> WRITTEN PROBLEM
Pick out each line below containing "hoàn".

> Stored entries
◆ ◆ ◆ ◆ ◆

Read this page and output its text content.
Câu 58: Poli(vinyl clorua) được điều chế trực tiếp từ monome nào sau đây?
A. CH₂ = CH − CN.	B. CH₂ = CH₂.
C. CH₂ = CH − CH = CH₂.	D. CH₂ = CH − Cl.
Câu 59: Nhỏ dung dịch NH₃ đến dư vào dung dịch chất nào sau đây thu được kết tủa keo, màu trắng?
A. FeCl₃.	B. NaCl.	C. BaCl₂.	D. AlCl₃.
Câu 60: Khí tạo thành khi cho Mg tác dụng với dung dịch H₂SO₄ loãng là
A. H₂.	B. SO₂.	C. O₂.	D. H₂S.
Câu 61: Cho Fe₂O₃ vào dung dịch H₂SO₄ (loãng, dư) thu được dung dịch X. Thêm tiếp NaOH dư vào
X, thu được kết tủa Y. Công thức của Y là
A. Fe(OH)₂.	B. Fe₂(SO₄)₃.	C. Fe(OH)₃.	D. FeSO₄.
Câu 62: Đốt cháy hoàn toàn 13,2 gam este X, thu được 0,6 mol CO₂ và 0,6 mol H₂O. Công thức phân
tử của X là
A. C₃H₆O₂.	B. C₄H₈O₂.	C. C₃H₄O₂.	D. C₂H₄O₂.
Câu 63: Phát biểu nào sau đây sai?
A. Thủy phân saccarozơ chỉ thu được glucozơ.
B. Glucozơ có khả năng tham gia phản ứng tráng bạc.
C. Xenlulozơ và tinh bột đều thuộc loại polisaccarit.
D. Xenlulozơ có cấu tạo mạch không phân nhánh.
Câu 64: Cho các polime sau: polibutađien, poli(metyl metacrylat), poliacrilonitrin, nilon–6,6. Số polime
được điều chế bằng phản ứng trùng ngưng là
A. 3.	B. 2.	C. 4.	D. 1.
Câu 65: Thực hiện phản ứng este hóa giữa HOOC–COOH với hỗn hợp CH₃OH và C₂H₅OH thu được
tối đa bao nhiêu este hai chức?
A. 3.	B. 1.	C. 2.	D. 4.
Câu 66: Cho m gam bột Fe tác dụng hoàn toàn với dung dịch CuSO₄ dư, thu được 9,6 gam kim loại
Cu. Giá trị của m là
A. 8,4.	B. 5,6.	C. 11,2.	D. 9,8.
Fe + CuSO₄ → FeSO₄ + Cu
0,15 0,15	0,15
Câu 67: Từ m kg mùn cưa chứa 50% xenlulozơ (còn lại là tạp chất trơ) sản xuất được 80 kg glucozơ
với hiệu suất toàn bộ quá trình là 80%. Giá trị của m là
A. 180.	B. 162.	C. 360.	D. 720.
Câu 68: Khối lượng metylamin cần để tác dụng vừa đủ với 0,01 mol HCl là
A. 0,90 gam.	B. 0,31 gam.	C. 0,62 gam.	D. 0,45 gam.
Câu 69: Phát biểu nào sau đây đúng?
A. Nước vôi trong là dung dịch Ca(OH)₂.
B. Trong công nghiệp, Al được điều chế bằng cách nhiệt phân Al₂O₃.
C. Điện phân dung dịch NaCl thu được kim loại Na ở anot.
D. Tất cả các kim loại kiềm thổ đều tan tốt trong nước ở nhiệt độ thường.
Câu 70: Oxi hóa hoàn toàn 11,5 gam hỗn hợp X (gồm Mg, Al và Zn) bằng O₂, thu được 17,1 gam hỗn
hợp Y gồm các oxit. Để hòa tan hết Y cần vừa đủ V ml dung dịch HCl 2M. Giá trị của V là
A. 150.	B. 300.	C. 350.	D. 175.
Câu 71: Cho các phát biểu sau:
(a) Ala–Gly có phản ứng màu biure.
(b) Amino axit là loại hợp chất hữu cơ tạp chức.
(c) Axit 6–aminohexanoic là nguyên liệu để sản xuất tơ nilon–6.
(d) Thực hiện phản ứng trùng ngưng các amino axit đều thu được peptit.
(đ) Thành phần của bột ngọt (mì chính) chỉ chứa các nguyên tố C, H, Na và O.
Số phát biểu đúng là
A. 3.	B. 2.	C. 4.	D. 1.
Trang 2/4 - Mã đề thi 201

◆ ◆ ◆ ◆ ◆

> RESULT OF THE EXERCISE
Câu 62: Đốt cháy hoàn toàn 13,2 gam este X, thu được 0,6 mol CO₂ và 0,6 mol H₂O. Công thức phân
Câu 66: Cho m gam bột Fe tác dụng hoàn toàn với dung dịch CuSO₄ dư, thu được 9,6 gam kim loại
Câu 70: Oxi hóa hoàn toàn 11,5 gam hỗn hợp X (gồm Mg, Al và Zn) bằng O₂, thu được 17,1 gam hỗn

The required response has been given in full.